## WORK TO COMPLETE
Take each line that has the word "name" and return it.

-- START LISTED RECORDS --

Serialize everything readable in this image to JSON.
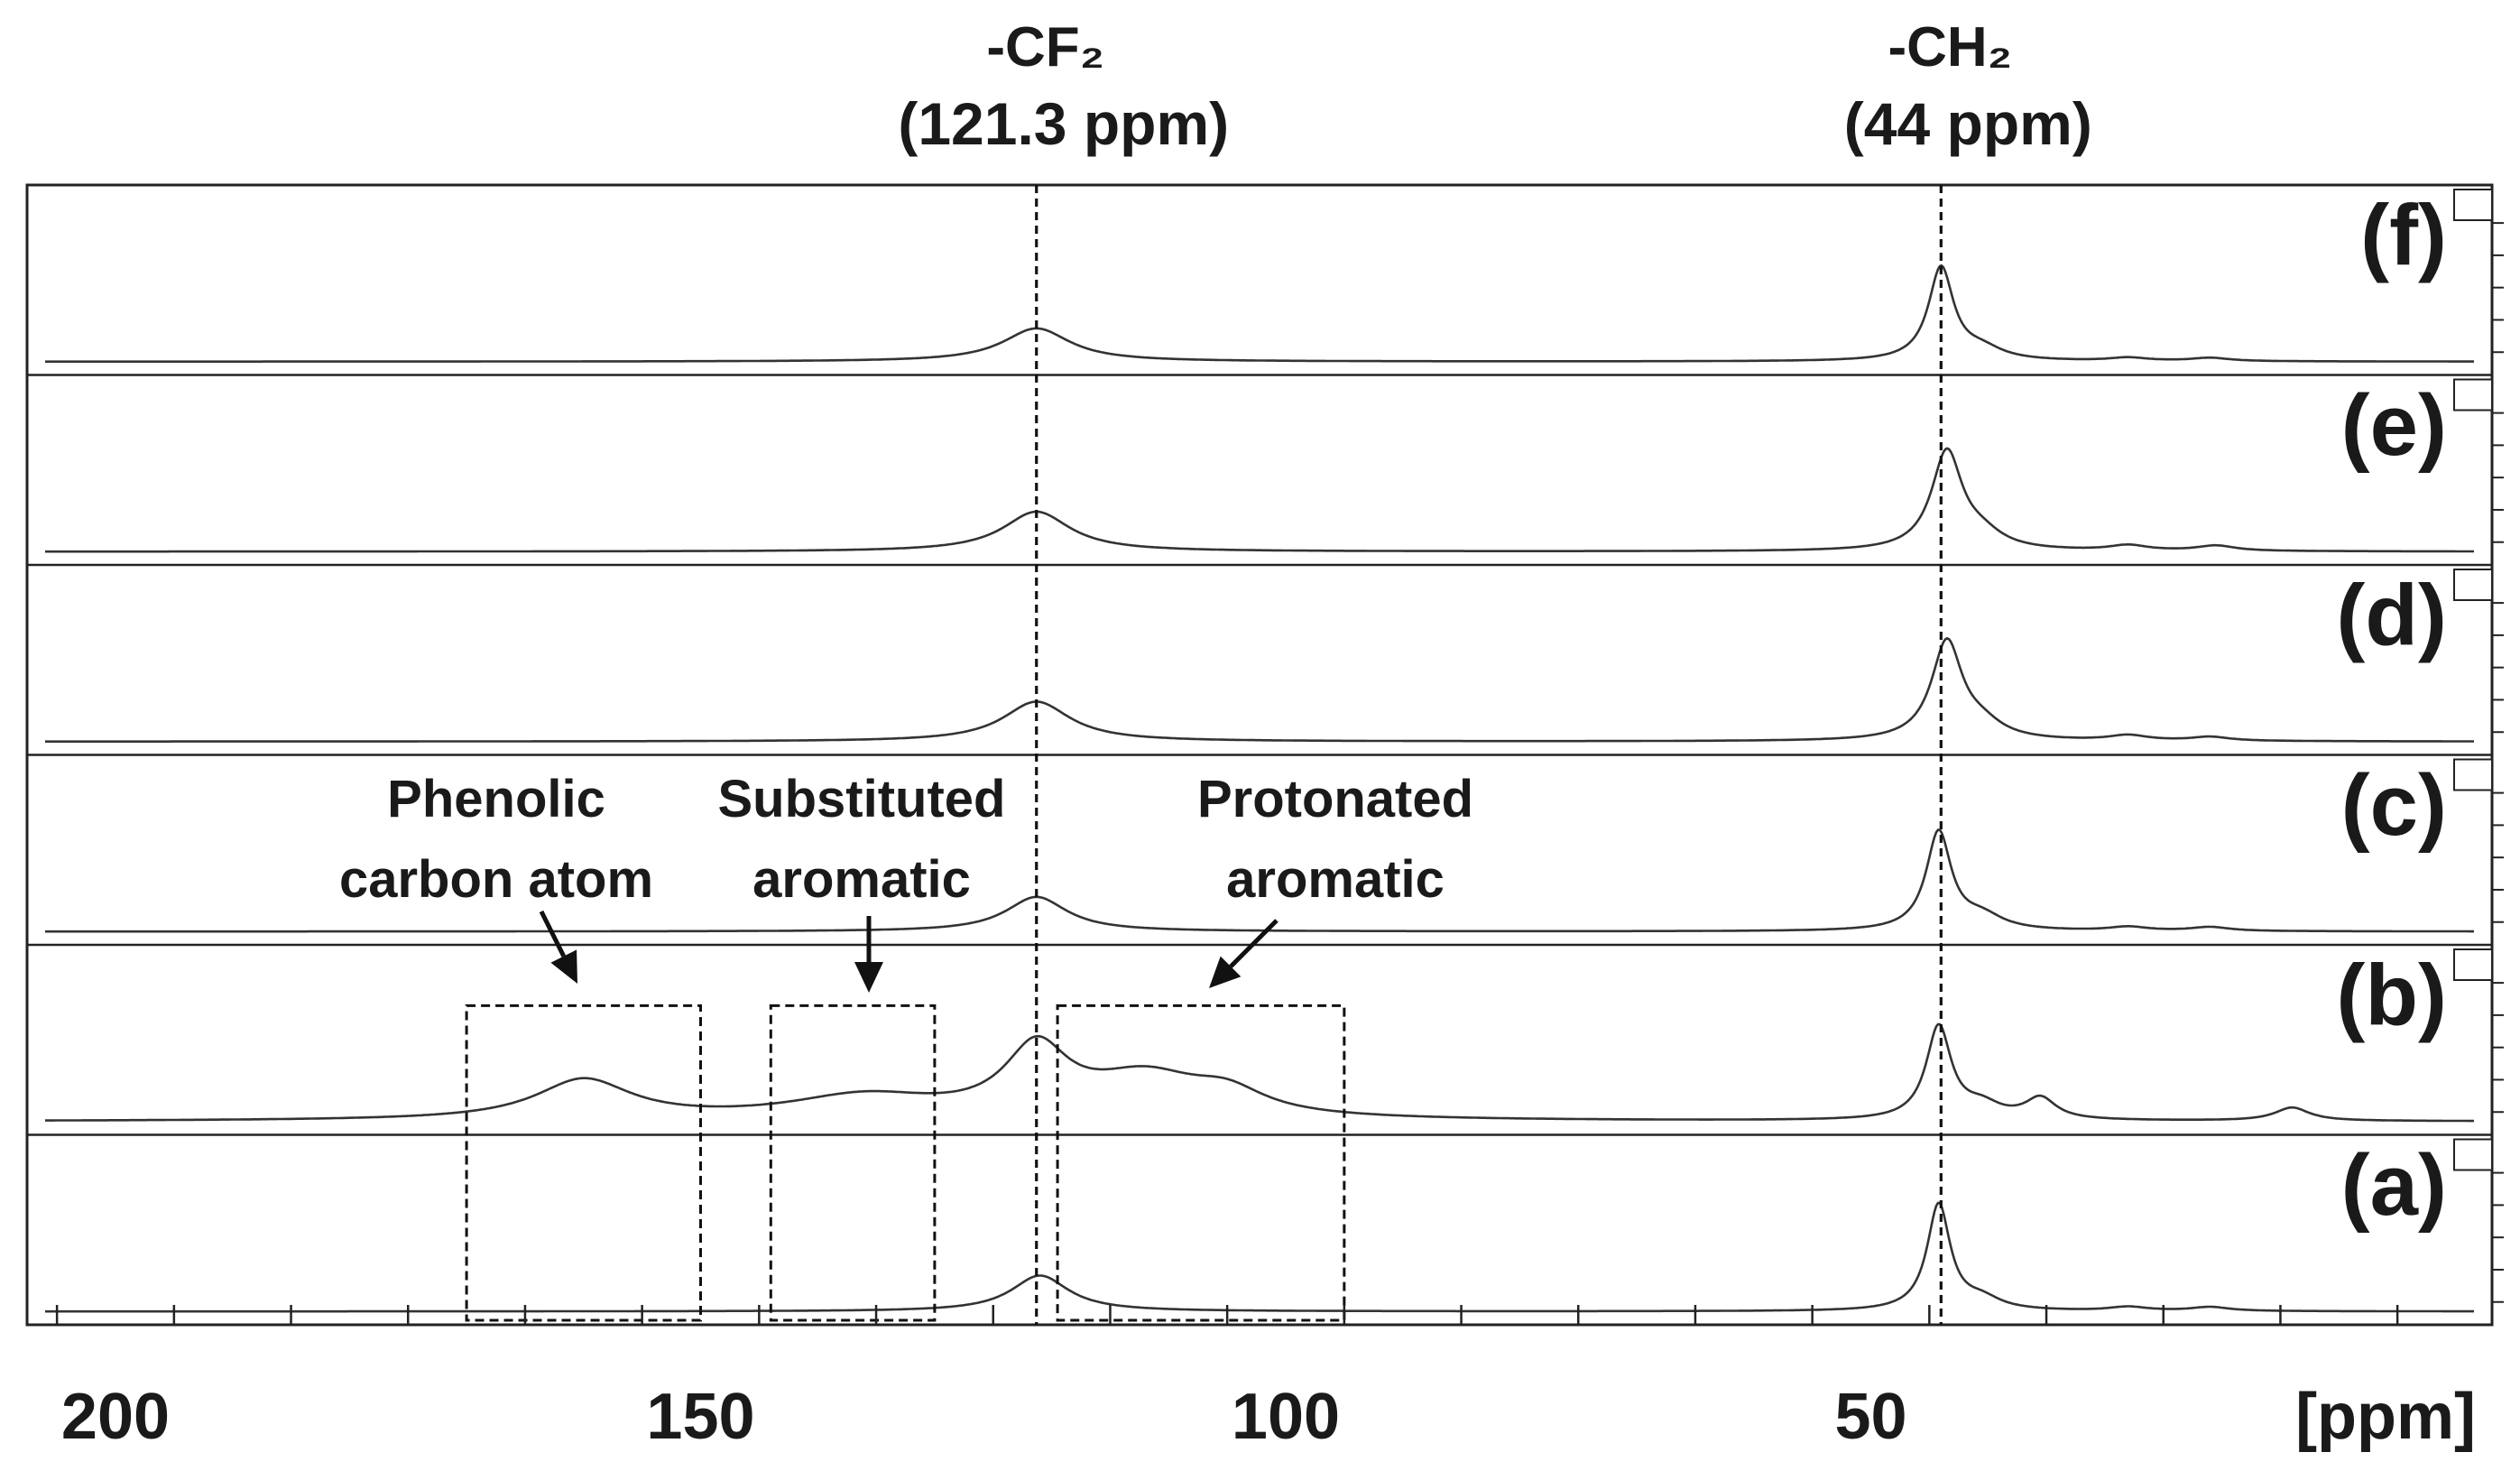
{
  "chart_data": {
    "type": "line",
    "xlabel": "[ppm]",
    "xlim": [
      210,
      -1
    ],
    "x_ticks": [
      {
        "value": 200,
        "label": "200"
      },
      {
        "value": 150,
        "label": "150"
      },
      {
        "value": 100,
        "label": "100"
      },
      {
        "value": 50,
        "label": "50"
      }
    ],
    "reference_lines": [
      {
        "ppm": 121.3,
        "label_line1": "-CF₂",
        "label_line2": "(121.3 ppm)"
      },
      {
        "ppm": 44,
        "label_line1": "-CH₂",
        "label_line2": "(44 ppm)"
      }
    ],
    "series": [
      {
        "name": "(f)",
        "baseline": 0,
        "peaks": [
          {
            "center": 121.3,
            "height": 0.25,
            "width": 3.5
          },
          {
            "center": 44,
            "height": 0.7,
            "width": 1.3
          },
          {
            "center": 40.5,
            "height": 0.08,
            "width": 2.2
          },
          {
            "center": 28,
            "height": 0.025,
            "width": 2
          },
          {
            "center": 21,
            "height": 0.025,
            "width": 2
          }
        ]
      },
      {
        "name": "(e)",
        "baseline": 0,
        "peaks": [
          {
            "center": 121.3,
            "height": 0.3,
            "width": 3.5
          },
          {
            "center": 43.5,
            "height": 0.74,
            "width": 1.6
          },
          {
            "center": 40.5,
            "height": 0.1,
            "width": 2.2
          },
          {
            "center": 28,
            "height": 0.04,
            "width": 2
          },
          {
            "center": 20.5,
            "height": 0.04,
            "width": 2
          }
        ]
      },
      {
        "name": "(d)",
        "baseline": 0,
        "peaks": [
          {
            "center": 121.3,
            "height": 0.3,
            "width": 3.5
          },
          {
            "center": 43.5,
            "height": 0.74,
            "width": 1.6
          },
          {
            "center": 40.5,
            "height": 0.1,
            "width": 2.2
          },
          {
            "center": 28,
            "height": 0.04,
            "width": 2
          },
          {
            "center": 21,
            "height": 0.03,
            "width": 2
          }
        ]
      },
      {
        "name": "(c)",
        "baseline": 0,
        "peaks": [
          {
            "center": 121.3,
            "height": 0.26,
            "width": 3.2
          },
          {
            "center": 44.2,
            "height": 0.74,
            "width": 1.3
          },
          {
            "center": 40.5,
            "height": 0.1,
            "width": 2.2
          },
          {
            "center": 28,
            "height": 0.03,
            "width": 2
          },
          {
            "center": 21,
            "height": 0.03,
            "width": 2
          }
        ]
      },
      {
        "name": "(b)",
        "baseline": 0,
        "peaks": [
          {
            "center": 160,
            "height": 0.3,
            "width": 5
          },
          {
            "center": 136,
            "height": 0.17,
            "width": 8
          },
          {
            "center": 121.3,
            "height": 0.5,
            "width": 3.3
          },
          {
            "center": 112,
            "height": 0.3,
            "width": 6
          },
          {
            "center": 105,
            "height": 0.16,
            "width": 4
          },
          {
            "center": 44.2,
            "height": 0.7,
            "width": 1.3
          },
          {
            "center": 40.5,
            "height": 0.1,
            "width": 2
          },
          {
            "center": 35.5,
            "height": 0.16,
            "width": 1.6
          },
          {
            "center": 14,
            "height": 0.1,
            "width": 1.8
          }
        ]
      },
      {
        "name": "(a)",
        "baseline": 0,
        "peaks": [
          {
            "center": 121,
            "height": 0.27,
            "width": 3
          },
          {
            "center": 44.2,
            "height": 0.8,
            "width": 1.2
          },
          {
            "center": 40.5,
            "height": 0.08,
            "width": 2
          },
          {
            "center": 28,
            "height": 0.03,
            "width": 2
          },
          {
            "center": 21,
            "height": 0.03,
            "width": 2
          }
        ]
      }
    ],
    "annotations": [
      {
        "label_lines": [
          "Phenolic",
          "carbon atom"
        ],
        "box_ppm": [
          170,
          150
        ]
      },
      {
        "label_lines": [
          "Substituted",
          "aromatic"
        ],
        "box_ppm": [
          144,
          130
        ]
      },
      {
        "label_lines": [
          "Protonated",
          "aromatic"
        ],
        "box_ppm": [
          119.5,
          95
        ]
      }
    ]
  }
}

-- END LISTED RECORDS --

## FINISHED EXERCISE
        "name": "(f)",
        "name": "(e)",
        "name": "(d)",
        "name": "(c)",
        "name": "(b)",
        "name": "(a)",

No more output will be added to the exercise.